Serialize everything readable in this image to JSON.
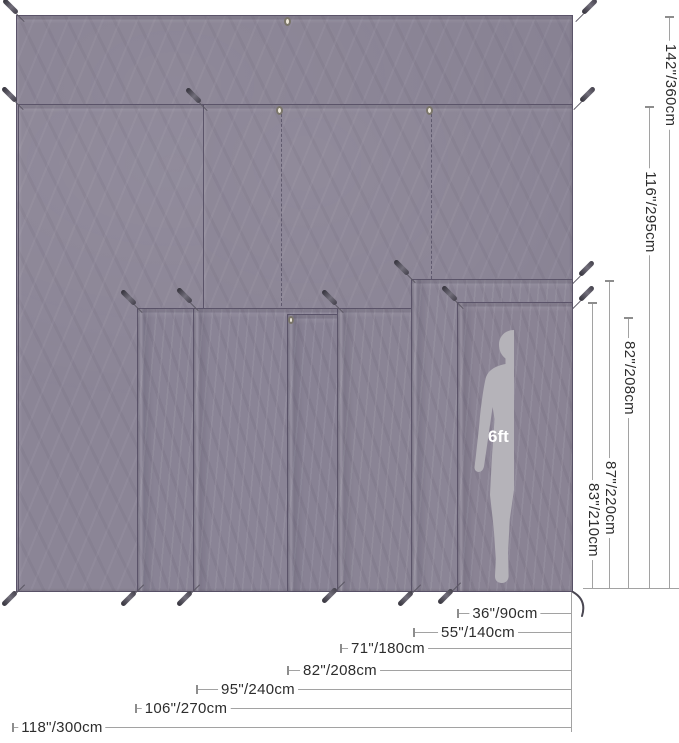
{
  "diagram": {
    "description": "Tarp footprint size comparison diagram with stacked ground sheets, corner stakes, grommets and a human figure for scale",
    "scale_figure": {
      "label": "6ft"
    },
    "colors": {
      "background": "#ffffff",
      "tarp": "#8a8495",
      "tarp_edge": "#5d5768",
      "dimension_line": "#a2a2a2",
      "dimension_text": "#2d2d2d",
      "stake": "#45424d",
      "grommet": "#efe9dc",
      "silhouette_fill": "#b5b3b9",
      "silhouette_outline": "#dad8de"
    },
    "height_dims": [
      {
        "label": "142\"/360cm"
      },
      {
        "label": "116\"/295cm"
      },
      {
        "label": "82\"/208cm"
      },
      {
        "label": "87\"/220cm"
      },
      {
        "label": "83\"/210cm"
      }
    ],
    "width_dims": [
      {
        "label": "36\"/90cm"
      },
      {
        "label": "55\"/140cm"
      },
      {
        "label": "71\"/180cm"
      },
      {
        "label": "82\"/208cm"
      },
      {
        "label": "95\"/240cm"
      },
      {
        "label": "106\"/270cm"
      },
      {
        "label": "118\"/300cm"
      }
    ]
  }
}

** WHAT IS NEEDED **
Images in the records should not be copied. Repeat all the rest exactly.

** OUTPUT OF THE EXERCISE **
Serialize everything readable in this image to JSON.
{
  "diagram": {
    "description": "Tarp footprint size comparison diagram with stacked ground sheets, corner stakes, grommets and a human figure for scale",
    "scale_figure": {
      "label": "6ft"
    },
    "colors": {
      "background": "#ffffff",
      "tarp": "#8a8495",
      "tarp_edge": "#5d5768",
      "dimension_line": "#a2a2a2",
      "dimension_text": "#2d2d2d",
      "stake": "#45424d",
      "grommet": "#efe9dc",
      "silhouette_fill": "#b5b3b9",
      "silhouette_outline": "#dad8de"
    },
    "height_dims": [
      {
        "label": "142\"/360cm"
      },
      {
        "label": "116\"/295cm"
      },
      {
        "label": "82\"/208cm"
      },
      {
        "label": "87\"/220cm"
      },
      {
        "label": "83\"/210cm"
      }
    ],
    "width_dims": [
      {
        "label": "36\"/90cm"
      },
      {
        "label": "55\"/140cm"
      },
      {
        "label": "71\"/180cm"
      },
      {
        "label": "82\"/208cm"
      },
      {
        "label": "95\"/240cm"
      },
      {
        "label": "106\"/270cm"
      },
      {
        "label": "118\"/300cm"
      }
    ]
  }
}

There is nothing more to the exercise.